# Start of ITEMS

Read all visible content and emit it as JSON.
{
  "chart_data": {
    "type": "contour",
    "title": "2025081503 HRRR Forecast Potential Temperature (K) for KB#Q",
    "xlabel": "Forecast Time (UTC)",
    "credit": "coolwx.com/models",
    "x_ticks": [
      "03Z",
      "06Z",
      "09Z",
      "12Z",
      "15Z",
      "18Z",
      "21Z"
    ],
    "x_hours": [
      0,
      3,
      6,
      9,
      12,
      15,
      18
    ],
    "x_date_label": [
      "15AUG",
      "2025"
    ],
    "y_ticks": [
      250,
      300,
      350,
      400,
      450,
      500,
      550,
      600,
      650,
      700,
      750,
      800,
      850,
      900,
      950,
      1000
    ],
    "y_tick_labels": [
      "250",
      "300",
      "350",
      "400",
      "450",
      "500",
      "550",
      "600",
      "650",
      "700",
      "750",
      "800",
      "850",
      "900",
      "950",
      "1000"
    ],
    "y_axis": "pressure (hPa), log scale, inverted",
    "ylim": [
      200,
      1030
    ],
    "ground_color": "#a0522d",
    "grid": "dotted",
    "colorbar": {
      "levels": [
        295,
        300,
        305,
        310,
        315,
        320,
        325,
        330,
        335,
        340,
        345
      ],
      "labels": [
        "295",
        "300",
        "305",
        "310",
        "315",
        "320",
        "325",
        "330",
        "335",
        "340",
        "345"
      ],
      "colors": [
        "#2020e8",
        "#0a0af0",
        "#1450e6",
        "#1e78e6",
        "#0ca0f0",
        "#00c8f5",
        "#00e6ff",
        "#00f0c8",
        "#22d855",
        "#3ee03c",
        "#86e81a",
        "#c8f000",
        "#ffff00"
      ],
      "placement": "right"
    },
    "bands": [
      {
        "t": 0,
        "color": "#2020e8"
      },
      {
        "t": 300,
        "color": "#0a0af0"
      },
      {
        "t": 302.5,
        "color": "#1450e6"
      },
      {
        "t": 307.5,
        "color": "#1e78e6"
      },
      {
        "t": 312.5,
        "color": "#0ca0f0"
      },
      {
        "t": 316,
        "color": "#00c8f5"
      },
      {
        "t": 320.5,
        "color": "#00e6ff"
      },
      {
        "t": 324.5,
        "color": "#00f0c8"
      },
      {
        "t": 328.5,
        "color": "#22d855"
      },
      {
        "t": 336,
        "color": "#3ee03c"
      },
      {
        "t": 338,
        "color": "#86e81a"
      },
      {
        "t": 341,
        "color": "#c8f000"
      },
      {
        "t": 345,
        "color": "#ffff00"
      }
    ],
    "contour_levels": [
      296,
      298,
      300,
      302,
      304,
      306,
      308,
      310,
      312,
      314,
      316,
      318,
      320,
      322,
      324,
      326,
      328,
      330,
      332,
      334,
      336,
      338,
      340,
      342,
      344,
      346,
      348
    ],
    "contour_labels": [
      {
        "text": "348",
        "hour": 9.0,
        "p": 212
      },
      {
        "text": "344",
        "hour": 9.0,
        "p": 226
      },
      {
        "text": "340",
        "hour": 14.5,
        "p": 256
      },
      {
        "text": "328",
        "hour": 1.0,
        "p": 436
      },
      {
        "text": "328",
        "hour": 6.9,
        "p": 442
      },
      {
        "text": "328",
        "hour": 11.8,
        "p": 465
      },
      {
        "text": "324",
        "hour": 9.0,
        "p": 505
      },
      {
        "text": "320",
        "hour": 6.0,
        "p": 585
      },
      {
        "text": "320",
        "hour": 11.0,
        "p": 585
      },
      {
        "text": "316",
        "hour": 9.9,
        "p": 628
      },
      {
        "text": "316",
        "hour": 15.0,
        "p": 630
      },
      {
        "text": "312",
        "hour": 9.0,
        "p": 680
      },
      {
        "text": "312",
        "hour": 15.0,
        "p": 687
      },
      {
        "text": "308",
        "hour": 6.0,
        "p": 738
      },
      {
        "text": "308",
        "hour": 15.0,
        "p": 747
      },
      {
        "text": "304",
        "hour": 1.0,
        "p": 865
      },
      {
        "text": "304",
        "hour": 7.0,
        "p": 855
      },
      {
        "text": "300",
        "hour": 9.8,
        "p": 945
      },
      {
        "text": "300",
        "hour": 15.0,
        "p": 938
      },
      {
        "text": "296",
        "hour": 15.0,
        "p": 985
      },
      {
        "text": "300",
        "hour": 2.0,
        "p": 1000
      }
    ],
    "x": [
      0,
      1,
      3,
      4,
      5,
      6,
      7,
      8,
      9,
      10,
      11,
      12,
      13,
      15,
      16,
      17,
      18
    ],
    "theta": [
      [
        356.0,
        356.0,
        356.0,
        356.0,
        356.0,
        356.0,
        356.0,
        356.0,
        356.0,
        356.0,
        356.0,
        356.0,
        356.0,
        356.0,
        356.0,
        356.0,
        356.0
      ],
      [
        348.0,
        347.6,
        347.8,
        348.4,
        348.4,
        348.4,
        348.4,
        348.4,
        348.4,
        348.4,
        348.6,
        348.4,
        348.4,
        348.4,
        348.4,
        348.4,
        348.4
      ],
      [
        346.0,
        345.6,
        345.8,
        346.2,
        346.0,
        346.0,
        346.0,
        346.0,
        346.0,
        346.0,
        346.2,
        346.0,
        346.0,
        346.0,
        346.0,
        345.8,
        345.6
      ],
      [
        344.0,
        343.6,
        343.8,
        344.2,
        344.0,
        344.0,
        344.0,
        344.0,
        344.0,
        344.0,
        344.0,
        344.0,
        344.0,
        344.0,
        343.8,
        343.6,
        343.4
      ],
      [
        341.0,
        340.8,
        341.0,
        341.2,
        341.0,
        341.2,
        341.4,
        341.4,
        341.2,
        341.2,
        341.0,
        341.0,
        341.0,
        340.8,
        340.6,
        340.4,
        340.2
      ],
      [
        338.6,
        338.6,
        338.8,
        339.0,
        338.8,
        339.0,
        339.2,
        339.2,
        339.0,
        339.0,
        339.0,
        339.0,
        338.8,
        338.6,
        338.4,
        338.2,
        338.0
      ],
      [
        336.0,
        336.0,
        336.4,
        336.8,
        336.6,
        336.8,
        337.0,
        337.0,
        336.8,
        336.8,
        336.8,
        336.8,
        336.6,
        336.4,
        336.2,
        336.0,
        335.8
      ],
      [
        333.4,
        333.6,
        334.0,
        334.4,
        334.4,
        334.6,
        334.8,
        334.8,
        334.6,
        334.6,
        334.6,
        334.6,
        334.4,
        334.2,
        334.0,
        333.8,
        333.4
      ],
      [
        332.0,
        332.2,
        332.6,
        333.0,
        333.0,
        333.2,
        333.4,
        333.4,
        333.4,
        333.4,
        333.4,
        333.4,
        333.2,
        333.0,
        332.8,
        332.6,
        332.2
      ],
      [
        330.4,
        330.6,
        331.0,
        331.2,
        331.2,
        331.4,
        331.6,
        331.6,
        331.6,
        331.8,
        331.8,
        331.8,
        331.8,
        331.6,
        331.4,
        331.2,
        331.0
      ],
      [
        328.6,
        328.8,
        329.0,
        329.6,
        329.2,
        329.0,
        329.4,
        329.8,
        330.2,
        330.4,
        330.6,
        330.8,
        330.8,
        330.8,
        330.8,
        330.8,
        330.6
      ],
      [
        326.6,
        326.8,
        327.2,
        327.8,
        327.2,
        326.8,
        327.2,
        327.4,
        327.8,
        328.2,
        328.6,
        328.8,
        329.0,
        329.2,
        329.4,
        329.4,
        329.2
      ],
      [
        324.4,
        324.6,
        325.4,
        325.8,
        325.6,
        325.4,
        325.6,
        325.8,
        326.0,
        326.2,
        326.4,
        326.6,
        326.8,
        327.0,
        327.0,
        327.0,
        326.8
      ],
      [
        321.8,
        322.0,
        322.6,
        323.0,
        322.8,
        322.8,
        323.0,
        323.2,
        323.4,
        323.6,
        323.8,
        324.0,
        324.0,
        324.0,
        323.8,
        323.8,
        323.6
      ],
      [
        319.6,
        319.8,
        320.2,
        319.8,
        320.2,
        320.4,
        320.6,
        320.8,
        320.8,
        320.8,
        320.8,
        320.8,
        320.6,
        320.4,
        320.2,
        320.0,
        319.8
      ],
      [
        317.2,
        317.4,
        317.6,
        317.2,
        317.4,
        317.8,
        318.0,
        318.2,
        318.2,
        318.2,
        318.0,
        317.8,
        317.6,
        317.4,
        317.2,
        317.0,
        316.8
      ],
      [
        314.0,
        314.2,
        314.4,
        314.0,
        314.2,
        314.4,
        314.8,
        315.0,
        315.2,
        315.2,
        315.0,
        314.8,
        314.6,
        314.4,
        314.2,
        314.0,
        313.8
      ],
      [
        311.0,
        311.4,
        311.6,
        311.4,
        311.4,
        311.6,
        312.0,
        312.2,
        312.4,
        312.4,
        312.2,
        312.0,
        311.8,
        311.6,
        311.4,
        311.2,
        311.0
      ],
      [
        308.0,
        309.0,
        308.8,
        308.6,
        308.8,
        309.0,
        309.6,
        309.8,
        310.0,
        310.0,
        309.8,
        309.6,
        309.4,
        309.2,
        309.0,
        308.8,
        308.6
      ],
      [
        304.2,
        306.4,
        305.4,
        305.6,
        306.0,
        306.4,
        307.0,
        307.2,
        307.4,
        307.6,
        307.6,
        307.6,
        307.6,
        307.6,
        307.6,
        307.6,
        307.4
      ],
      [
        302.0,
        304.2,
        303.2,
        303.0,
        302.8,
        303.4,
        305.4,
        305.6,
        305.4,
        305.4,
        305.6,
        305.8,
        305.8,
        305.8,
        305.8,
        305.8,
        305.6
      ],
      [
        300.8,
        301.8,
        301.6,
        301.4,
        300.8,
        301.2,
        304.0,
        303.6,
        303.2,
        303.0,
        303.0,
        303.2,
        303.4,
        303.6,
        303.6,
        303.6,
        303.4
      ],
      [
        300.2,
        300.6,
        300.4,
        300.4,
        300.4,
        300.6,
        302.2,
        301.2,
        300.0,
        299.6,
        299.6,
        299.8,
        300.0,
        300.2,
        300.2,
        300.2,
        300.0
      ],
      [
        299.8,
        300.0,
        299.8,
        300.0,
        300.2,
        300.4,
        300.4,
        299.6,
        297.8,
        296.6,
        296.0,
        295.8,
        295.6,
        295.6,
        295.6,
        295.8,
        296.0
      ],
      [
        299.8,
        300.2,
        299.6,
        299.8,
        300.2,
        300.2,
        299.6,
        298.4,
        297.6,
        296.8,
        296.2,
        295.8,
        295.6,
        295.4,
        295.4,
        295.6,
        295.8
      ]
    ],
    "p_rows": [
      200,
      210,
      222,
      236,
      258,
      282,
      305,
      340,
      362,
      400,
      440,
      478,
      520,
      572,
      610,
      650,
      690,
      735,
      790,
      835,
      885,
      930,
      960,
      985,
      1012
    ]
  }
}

# End of ITEMS

» **BRIEF**
Work out how many lines of the listing above include the word "Forecast". Report only the number.

» **RESULT OF THE TASK**
2